**DATA FOR THIS TASK:**
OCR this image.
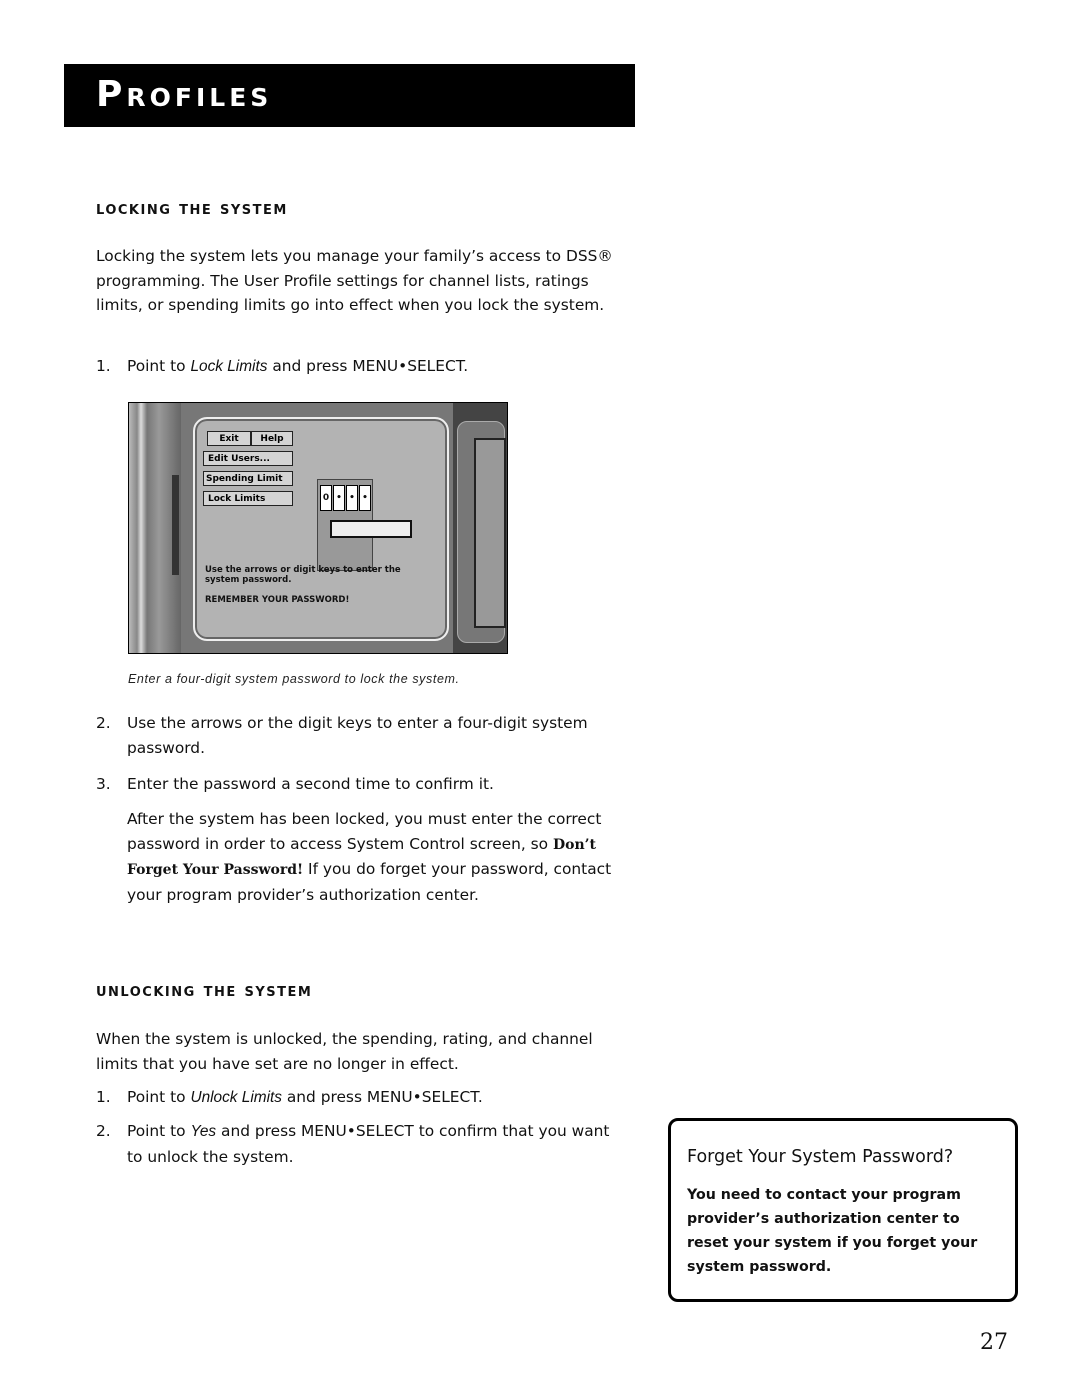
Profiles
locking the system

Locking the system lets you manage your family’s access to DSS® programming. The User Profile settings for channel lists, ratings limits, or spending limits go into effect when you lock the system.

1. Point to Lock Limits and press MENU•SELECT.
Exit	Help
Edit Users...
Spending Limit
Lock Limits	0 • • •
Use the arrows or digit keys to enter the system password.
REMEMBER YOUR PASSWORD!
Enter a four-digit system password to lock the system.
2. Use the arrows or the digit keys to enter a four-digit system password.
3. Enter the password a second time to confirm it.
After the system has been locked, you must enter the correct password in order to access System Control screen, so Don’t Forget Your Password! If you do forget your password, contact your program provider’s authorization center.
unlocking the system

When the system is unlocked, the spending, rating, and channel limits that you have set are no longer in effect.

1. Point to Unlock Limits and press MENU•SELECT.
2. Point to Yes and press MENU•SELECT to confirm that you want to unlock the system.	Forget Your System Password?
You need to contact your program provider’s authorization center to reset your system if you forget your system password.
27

**WHAT IS EXPECTED:** Output, exactly, all the records above; include no pictures.

**SOLUTION TO THE PROBLEM:**
OCR this image.
Profiles
locking the system

Locking the system lets you manage your family’s access to DSS® programming. The User Profile settings for channel lists, ratings limits, or spending limits go into effect when you lock the system.

1. Point to Lock Limits and press MENU•SELECT.
Exit	Help
Edit Users...
Spending Limit
Lock Limits	0 • • •
Use the arrows or digit keys to enter the system password.
REMEMBER YOUR PASSWORD!
Enter a four-digit system password to lock the system.
2. Use the arrows or the digit keys to enter a four-digit system password.
3. Enter the password a second time to confirm it.
After the system has been locked, you must enter the correct password in order to access System Control screen, so Don’t Forget Your Password! If you do forget your password, contact your program provider’s authorization center.
unlocking the system

When the system is unlocked, the spending, rating, and channel limits that you have set are no longer in effect.

1. Point to Unlock Limits and press MENU•SELECT.
2. Point to Yes and press MENU•SELECT to confirm that you want to unlock the system.	Forget Your System Password?
You need to contact your program provider’s authorization center to reset your system if you forget your system password.
27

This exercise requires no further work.